■ **WHAT YOU ARE ASKED TO DO**: Wherever the string "commanded" occurs in a line of these records, report that line.

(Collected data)
++++++++

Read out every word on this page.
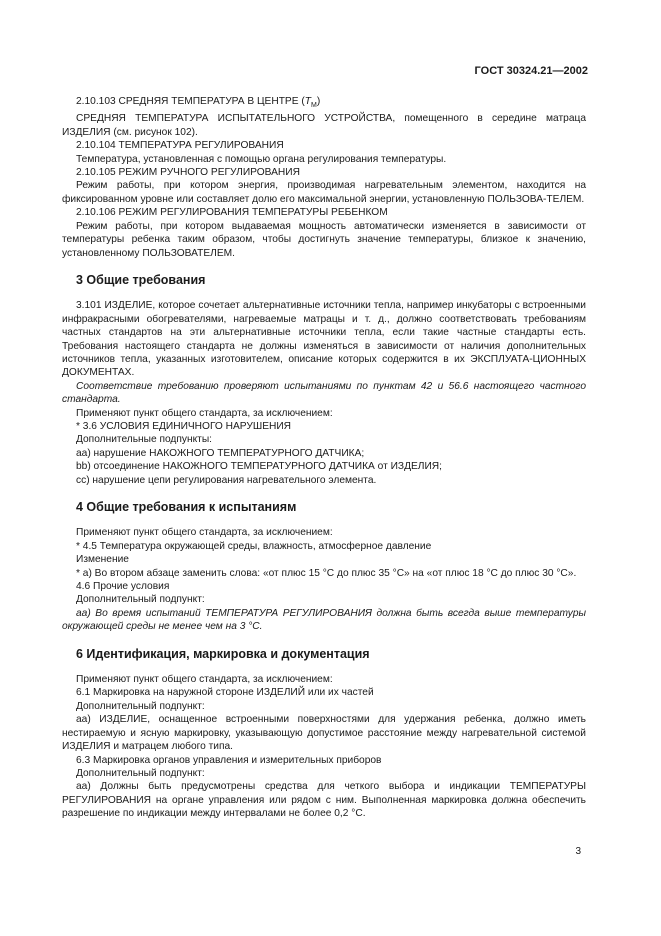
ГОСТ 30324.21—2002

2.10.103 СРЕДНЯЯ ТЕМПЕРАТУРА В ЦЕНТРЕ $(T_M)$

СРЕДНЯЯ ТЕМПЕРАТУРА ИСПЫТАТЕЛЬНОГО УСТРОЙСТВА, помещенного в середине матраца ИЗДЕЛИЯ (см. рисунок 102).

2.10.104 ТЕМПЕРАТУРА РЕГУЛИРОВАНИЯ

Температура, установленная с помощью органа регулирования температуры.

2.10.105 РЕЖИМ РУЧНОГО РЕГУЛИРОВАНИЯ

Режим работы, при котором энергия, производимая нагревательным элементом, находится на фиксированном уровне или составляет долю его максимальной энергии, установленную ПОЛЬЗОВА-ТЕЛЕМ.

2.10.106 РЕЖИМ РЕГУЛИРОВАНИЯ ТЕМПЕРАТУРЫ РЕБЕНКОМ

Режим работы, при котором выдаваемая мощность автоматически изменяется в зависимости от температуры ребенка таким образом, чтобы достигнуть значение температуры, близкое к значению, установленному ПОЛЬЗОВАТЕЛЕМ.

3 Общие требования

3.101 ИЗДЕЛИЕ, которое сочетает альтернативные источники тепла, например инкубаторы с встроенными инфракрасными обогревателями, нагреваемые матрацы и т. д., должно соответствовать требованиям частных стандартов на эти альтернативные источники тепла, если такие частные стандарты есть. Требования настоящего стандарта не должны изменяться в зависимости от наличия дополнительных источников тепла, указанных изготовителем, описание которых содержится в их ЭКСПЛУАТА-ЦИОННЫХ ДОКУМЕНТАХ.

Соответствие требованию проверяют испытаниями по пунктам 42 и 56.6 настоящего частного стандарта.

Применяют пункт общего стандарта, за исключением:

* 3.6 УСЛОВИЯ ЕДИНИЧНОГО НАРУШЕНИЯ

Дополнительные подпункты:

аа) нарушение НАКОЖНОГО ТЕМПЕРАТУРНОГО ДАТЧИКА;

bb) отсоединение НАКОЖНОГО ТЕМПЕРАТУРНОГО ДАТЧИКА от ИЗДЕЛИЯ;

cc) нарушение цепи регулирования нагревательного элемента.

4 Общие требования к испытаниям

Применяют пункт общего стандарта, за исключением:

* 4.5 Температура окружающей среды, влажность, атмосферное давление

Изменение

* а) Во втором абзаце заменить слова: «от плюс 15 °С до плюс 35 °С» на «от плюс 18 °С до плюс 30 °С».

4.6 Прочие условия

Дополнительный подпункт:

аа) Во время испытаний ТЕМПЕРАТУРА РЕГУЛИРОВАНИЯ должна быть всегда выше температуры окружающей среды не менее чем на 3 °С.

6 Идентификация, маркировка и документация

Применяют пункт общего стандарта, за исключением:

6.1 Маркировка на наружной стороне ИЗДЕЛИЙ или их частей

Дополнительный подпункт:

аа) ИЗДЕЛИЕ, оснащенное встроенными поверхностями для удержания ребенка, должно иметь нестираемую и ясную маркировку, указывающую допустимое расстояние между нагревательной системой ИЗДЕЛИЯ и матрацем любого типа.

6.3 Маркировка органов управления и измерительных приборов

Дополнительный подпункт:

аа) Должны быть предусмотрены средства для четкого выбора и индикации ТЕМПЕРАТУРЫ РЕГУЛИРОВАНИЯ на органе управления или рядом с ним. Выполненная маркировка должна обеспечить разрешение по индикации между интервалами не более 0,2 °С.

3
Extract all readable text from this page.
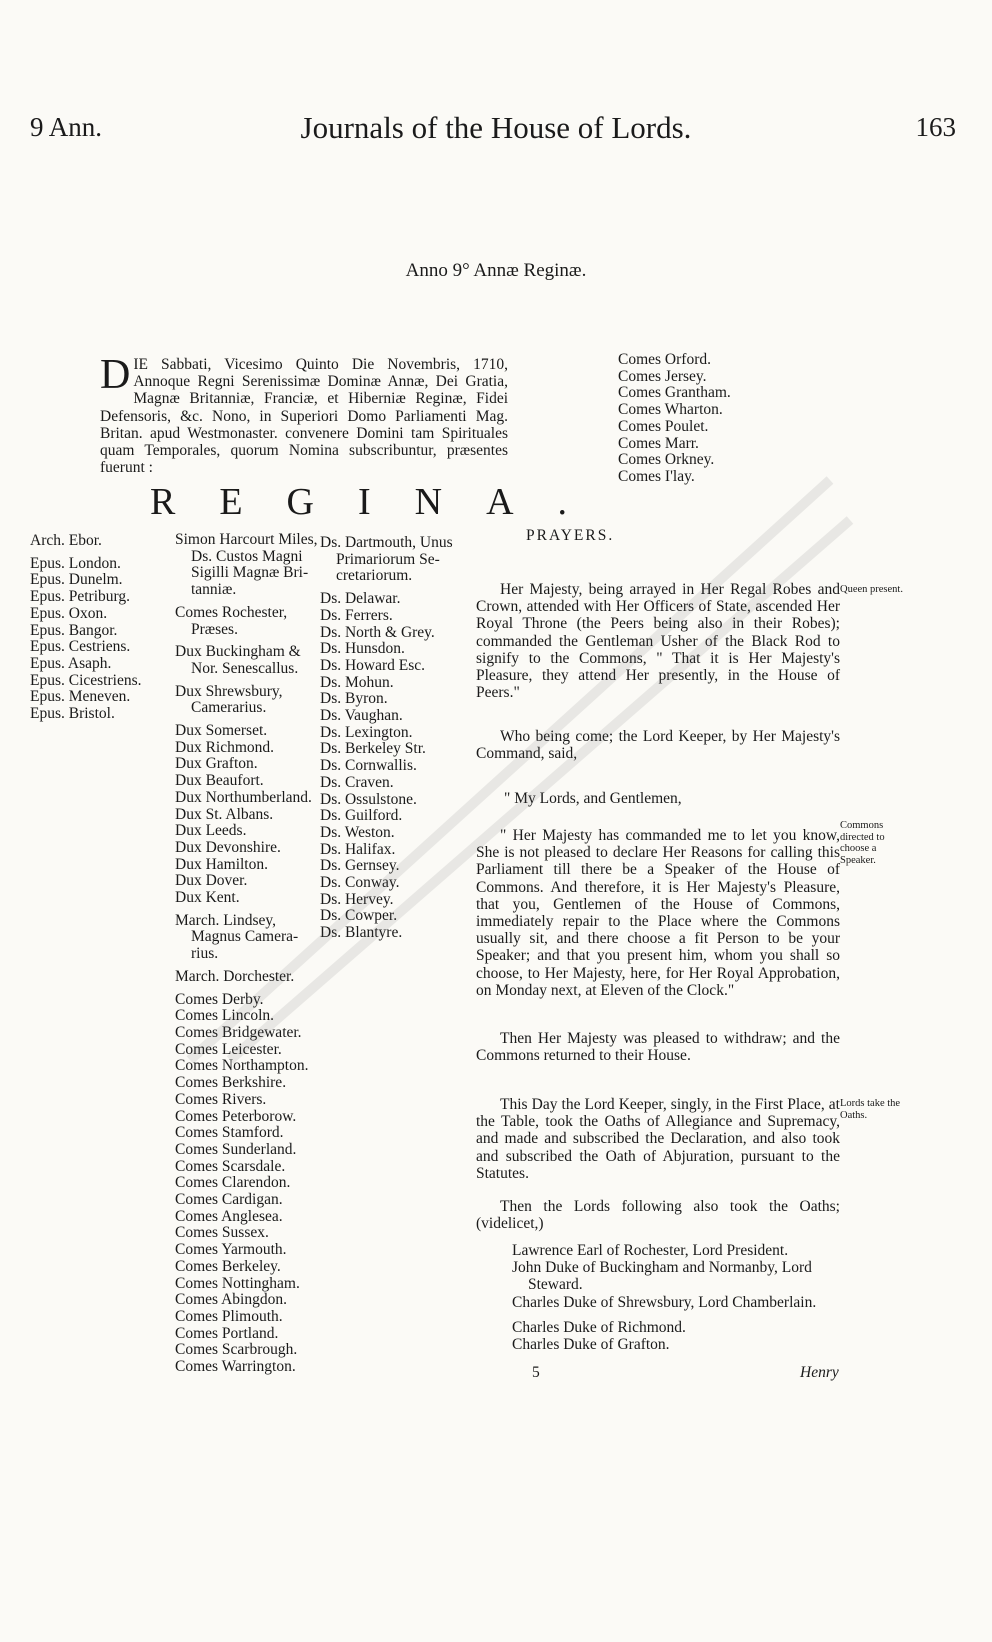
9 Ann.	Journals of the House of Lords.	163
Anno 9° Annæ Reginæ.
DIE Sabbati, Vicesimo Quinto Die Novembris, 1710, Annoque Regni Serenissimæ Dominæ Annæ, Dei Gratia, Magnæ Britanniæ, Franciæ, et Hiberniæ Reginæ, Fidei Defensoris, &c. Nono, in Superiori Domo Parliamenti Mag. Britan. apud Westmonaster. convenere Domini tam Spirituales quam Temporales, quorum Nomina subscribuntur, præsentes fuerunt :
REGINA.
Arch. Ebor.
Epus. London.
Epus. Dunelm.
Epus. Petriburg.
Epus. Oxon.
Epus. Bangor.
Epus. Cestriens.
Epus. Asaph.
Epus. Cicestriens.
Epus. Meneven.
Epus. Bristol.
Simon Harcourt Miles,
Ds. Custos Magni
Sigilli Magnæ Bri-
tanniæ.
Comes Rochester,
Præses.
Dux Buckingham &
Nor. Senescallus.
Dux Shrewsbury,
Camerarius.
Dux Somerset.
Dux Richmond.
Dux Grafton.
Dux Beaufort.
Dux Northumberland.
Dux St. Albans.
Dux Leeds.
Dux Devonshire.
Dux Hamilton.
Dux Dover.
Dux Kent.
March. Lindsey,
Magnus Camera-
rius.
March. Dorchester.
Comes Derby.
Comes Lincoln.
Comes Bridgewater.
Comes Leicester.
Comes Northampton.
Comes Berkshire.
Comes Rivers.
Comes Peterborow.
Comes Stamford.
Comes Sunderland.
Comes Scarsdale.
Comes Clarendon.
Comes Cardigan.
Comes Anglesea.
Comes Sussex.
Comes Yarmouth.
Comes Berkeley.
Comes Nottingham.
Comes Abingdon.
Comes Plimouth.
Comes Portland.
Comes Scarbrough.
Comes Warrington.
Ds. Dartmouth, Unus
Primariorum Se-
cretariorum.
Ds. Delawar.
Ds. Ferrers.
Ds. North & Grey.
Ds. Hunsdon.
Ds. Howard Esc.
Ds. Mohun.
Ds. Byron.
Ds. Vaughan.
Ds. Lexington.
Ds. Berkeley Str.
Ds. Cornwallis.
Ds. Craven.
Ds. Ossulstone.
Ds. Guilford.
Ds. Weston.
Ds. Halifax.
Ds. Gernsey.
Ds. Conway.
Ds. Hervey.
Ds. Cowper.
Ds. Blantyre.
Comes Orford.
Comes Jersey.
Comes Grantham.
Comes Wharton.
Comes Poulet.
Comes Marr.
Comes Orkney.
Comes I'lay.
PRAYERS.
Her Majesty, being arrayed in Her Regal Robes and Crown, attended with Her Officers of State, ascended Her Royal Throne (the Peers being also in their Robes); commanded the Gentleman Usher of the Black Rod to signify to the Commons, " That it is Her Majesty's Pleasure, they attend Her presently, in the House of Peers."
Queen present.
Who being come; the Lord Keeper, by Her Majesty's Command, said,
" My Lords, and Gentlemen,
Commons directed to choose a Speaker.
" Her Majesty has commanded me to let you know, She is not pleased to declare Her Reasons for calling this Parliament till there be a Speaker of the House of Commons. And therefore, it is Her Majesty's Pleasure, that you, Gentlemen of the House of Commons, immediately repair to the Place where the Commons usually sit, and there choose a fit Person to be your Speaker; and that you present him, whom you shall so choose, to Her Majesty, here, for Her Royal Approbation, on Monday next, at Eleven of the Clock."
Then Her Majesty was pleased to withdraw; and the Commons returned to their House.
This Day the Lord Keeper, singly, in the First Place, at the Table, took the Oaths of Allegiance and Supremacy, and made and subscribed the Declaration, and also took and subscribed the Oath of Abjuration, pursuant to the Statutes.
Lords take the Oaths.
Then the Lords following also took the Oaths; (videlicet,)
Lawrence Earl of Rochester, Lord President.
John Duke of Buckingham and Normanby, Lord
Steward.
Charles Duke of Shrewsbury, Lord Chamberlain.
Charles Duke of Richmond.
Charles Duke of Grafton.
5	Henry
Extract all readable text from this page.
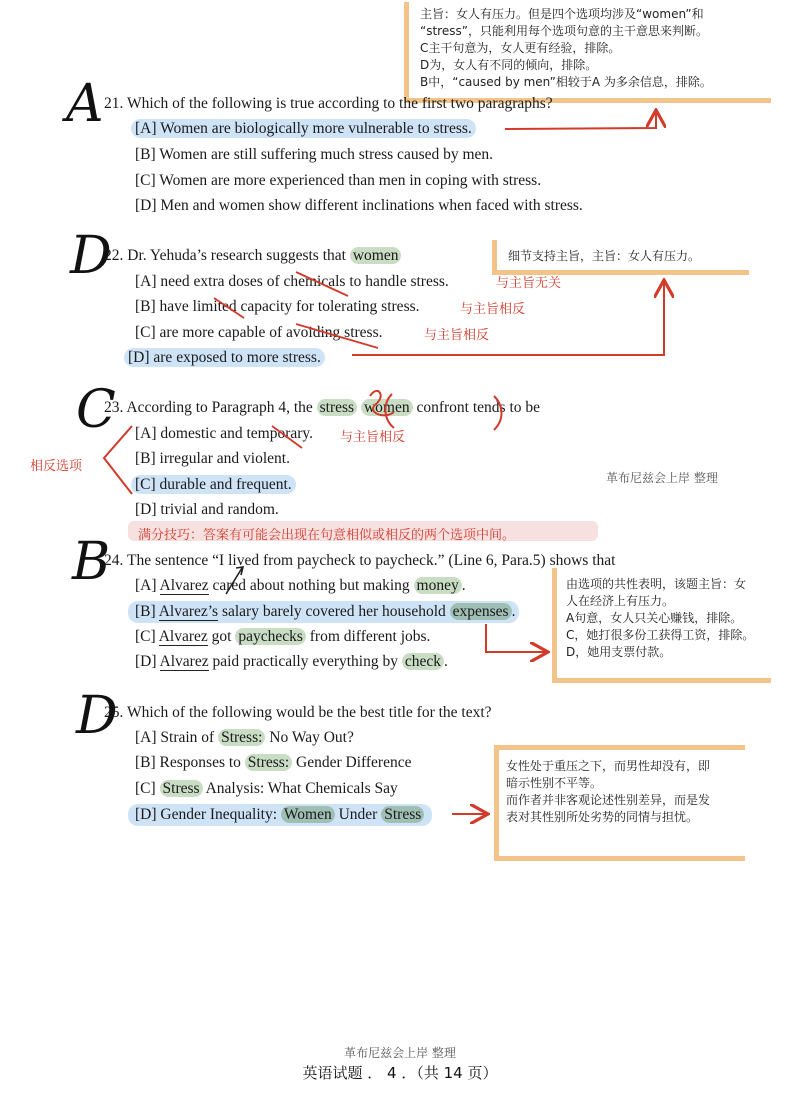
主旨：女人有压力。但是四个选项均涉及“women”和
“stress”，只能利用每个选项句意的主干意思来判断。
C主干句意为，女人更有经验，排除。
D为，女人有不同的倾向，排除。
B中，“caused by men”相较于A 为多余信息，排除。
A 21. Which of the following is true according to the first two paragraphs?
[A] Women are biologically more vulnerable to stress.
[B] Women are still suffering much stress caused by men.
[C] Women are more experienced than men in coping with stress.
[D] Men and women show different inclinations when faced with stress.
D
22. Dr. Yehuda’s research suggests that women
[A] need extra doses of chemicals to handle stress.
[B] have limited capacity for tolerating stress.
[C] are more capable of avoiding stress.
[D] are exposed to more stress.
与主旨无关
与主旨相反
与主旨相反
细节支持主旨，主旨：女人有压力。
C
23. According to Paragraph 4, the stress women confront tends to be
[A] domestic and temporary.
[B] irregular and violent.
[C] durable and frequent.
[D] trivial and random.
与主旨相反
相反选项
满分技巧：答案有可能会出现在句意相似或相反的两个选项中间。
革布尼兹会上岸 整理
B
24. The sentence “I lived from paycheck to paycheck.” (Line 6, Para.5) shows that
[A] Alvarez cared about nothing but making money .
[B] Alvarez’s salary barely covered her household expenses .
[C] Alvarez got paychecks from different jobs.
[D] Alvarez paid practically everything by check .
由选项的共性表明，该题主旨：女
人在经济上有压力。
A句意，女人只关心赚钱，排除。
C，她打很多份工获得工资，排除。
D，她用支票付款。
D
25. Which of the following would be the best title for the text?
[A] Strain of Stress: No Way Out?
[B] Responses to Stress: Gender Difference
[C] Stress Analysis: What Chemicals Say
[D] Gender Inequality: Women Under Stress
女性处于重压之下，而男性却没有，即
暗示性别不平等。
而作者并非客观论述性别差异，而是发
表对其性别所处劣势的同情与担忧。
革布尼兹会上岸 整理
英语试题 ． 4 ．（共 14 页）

++++++++

■ **SOLVED PROBLEM**:
Her Majesty, being arrayed in Her Regal Robes and Crown, attended with Her Officers of State, ascended Her Royal Throne (the Peers being also in their Robes); commanded the Gentleman Usher of the Black Rod to signify to the Commons, " That it is Her Majesty's Pleasure, they attend Her presently, in the House of Peers."
" Her Majesty has commanded me to let you know, She is not pleased to declare Her Reasons for calling this Parliament till there be a Speaker of the House of Commons. And therefore, it is Her Majesty's Pleasure, that you, Gentlemen of the House of Commons, immediately repair to the Place where the Commons usually sit, and there choose a fit Person to be your Speaker; and that you present him, whom you shall so choose, to Her Majesty, here, for Her Royal Approbation, on Monday next, at Eleven of the Clock."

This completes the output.